WHAT IS REQUIRED
Give the lines from the one holding "tab-bar: 💗 Matches" through the one holding "date-idea-label: Cineplex <box>252", inclusive, as a JSON list of strings, one string per line, omitting blank lines.

INPUT MATERIAL
···

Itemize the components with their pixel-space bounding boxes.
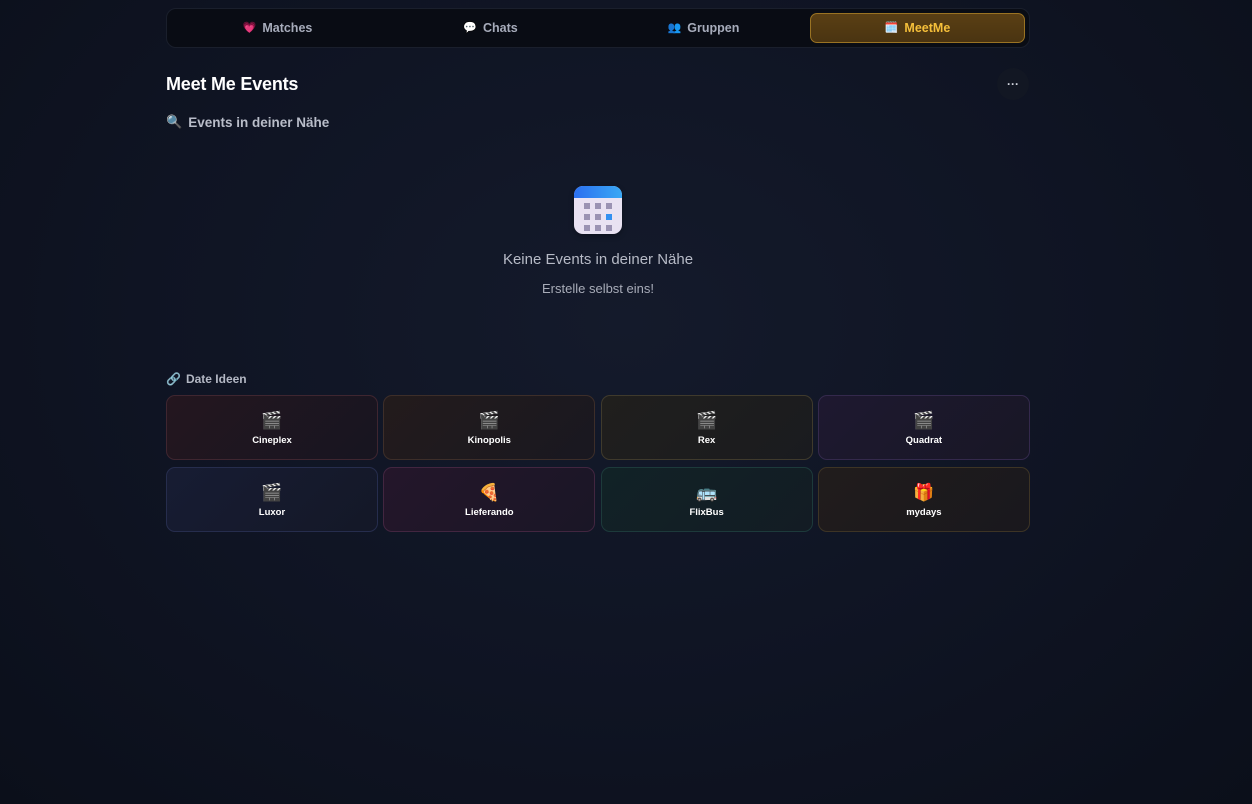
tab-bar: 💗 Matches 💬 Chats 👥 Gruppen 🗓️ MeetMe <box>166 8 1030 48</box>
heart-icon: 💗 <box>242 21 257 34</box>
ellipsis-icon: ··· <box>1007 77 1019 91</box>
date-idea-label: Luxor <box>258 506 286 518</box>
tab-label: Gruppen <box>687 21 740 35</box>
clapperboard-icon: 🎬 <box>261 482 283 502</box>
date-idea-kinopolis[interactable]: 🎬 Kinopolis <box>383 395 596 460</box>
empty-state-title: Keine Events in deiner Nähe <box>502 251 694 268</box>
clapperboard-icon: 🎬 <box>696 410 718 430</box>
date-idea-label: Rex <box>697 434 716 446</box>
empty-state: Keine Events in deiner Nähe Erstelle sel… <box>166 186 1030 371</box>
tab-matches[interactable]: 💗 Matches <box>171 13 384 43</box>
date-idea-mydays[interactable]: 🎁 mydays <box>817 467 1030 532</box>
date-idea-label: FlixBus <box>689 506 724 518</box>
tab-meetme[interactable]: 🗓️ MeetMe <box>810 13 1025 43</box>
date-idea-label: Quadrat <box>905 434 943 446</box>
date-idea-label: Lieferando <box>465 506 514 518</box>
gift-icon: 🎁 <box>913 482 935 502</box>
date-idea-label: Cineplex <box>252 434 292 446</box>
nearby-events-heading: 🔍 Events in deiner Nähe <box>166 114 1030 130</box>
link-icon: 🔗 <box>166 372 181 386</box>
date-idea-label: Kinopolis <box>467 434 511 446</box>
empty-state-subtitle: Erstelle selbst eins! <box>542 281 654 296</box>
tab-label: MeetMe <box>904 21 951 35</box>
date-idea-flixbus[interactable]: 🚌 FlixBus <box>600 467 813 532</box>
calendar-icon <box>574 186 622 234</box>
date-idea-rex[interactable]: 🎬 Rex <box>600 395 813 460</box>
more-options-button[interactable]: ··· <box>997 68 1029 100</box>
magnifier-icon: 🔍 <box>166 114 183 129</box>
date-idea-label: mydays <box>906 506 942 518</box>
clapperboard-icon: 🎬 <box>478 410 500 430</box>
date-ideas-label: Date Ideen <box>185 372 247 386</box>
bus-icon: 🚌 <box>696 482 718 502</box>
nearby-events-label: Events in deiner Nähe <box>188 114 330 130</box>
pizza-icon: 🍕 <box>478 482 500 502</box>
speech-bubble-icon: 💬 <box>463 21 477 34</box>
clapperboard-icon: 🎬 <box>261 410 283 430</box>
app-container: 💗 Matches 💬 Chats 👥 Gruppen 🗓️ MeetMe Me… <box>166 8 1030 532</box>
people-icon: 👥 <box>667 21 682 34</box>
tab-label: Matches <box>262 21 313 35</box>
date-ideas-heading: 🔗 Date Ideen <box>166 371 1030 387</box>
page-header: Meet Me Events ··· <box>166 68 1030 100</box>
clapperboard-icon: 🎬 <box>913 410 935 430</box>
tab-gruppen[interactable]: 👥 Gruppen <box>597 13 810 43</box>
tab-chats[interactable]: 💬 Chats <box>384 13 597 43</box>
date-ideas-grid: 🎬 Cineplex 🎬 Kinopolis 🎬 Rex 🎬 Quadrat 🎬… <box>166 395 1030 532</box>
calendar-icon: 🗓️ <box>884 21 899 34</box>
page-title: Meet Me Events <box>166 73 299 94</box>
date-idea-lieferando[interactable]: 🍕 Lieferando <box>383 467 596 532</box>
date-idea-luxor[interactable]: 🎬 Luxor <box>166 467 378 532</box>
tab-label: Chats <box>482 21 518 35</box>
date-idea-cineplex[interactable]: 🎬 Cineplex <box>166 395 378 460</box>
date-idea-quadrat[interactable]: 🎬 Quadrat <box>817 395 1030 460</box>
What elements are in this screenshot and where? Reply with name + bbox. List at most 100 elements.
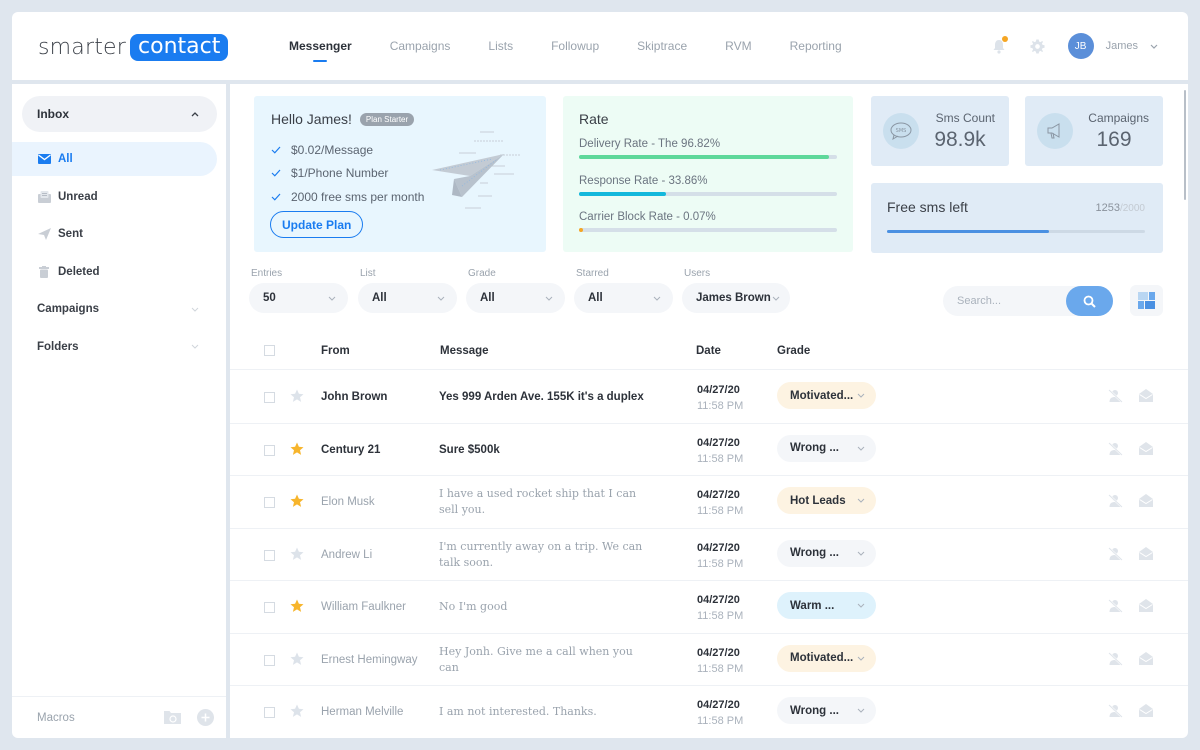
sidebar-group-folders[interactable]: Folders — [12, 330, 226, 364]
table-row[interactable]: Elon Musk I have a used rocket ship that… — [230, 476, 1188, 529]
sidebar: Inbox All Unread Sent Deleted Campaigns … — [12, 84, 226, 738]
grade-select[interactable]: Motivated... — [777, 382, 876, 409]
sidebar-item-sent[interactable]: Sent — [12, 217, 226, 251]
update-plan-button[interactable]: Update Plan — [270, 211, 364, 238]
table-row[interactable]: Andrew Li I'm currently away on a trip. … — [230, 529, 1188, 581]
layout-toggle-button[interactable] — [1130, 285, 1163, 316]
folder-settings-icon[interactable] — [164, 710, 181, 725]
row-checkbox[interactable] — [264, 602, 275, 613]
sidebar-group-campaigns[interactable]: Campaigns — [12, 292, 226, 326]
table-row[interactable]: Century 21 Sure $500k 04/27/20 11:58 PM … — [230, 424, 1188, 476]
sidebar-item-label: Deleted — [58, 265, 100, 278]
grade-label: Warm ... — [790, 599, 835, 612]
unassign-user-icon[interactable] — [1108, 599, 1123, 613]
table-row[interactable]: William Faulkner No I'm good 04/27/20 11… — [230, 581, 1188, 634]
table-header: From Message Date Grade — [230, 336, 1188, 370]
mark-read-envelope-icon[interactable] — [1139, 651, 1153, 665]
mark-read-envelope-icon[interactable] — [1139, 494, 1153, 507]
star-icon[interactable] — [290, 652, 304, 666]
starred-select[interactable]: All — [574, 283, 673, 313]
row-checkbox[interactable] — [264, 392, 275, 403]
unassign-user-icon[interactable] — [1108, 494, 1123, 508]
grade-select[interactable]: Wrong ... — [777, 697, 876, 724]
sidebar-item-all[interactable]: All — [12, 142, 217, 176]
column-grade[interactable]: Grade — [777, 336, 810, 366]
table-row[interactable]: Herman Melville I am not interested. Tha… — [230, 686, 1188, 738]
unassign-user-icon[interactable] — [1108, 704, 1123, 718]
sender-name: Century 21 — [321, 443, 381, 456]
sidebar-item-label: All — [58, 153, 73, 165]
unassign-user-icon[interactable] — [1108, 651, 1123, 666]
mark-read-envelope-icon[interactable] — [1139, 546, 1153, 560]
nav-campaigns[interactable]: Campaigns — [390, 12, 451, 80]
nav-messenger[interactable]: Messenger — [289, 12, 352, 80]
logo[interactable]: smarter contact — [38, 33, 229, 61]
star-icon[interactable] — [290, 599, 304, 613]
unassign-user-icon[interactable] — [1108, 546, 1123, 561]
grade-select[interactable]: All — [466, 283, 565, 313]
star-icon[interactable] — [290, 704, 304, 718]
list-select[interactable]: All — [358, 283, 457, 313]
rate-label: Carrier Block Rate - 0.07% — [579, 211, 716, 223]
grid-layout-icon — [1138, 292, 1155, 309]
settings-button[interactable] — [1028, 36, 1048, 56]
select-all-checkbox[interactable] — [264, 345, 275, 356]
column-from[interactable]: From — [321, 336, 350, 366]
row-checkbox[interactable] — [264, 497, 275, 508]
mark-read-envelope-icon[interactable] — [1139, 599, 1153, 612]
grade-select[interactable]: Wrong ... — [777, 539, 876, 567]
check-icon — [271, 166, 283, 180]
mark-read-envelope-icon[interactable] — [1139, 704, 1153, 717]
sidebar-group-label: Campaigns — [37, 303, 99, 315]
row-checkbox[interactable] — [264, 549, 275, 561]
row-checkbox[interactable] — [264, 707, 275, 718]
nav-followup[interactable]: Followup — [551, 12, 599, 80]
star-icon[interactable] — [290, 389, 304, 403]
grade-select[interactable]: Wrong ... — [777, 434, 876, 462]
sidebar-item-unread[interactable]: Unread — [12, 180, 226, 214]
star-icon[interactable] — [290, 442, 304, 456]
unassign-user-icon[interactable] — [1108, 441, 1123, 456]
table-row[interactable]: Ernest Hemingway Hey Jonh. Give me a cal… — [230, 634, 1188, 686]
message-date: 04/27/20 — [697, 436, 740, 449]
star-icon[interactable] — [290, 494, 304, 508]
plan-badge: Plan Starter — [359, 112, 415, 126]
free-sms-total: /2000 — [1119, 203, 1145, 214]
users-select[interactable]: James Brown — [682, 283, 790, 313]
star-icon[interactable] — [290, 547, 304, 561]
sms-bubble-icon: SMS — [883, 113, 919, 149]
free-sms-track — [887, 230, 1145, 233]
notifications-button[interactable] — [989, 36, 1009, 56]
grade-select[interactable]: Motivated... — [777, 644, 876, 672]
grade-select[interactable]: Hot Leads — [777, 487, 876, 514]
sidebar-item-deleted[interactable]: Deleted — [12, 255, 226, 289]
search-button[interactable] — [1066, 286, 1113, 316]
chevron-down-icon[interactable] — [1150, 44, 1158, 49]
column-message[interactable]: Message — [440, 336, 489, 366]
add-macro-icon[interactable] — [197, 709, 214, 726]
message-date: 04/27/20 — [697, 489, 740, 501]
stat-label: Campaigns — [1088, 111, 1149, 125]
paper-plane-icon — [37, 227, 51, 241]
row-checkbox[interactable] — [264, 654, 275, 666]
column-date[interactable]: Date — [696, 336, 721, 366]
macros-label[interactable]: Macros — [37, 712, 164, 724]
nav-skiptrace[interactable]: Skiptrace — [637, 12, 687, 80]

···

ANSWER TO THIS TASK
[
  "tab-bar: 💗 Matches 💬 Chats 👥 Gruppen 🗓️ MeetMe <box>166 8 1030 48</box>",
  "heart-icon: 💗 <box>242 21 257 34</box>",
  "ellipsis-icon: ··· <box>1007 77 1019 91</box>",
  "date-idea-label: Luxor <box>258 506 286 518</box>",
  "tab-label: Gruppen <box>687 21 740 35</box>",
  "clapperboard-icon: 🎬 <box>261 482 283 502</box>",
  "date-idea-kinopolis[interactable]: 🎬 Kinopolis <box>383 395 596 460</box>",
  "empty-state-title: Keine Events in deiner Nähe <box>502 251 694 268</box>",
  "clapperboard-icon: 🎬 <box>696 410 718 430</box>",
  "date-idea-label: Rex <box>697 434 716 446</box>",
  "empty-state: Keine Events in deiner Nähe Erstelle sel… <box>166 186 1030 371</box>",
  "tab-matches[interactable]: 💗 Matches <box>171 13 384 43</box>",
  "date-idea-mydays[interactable]: 🎁 mydays <box>817 467 1030 532</box>",
  "date-idea-label: FlixBus <box>689 506 724 518</box>",
  "tab-meetme[interactable]: 🗓️ MeetMe <box>810 13 1025 43</box>",
  "date-idea-label: Quadrat <box>905 434 943 446</box>",
  "date-idea-label: Lieferando <box>465 506 514 518</box>",
  "gift-icon: 🎁 <box>913 482 935 502</box>",
  "date-idea-label: Cineplex <box>252 434 292 446</box>"
]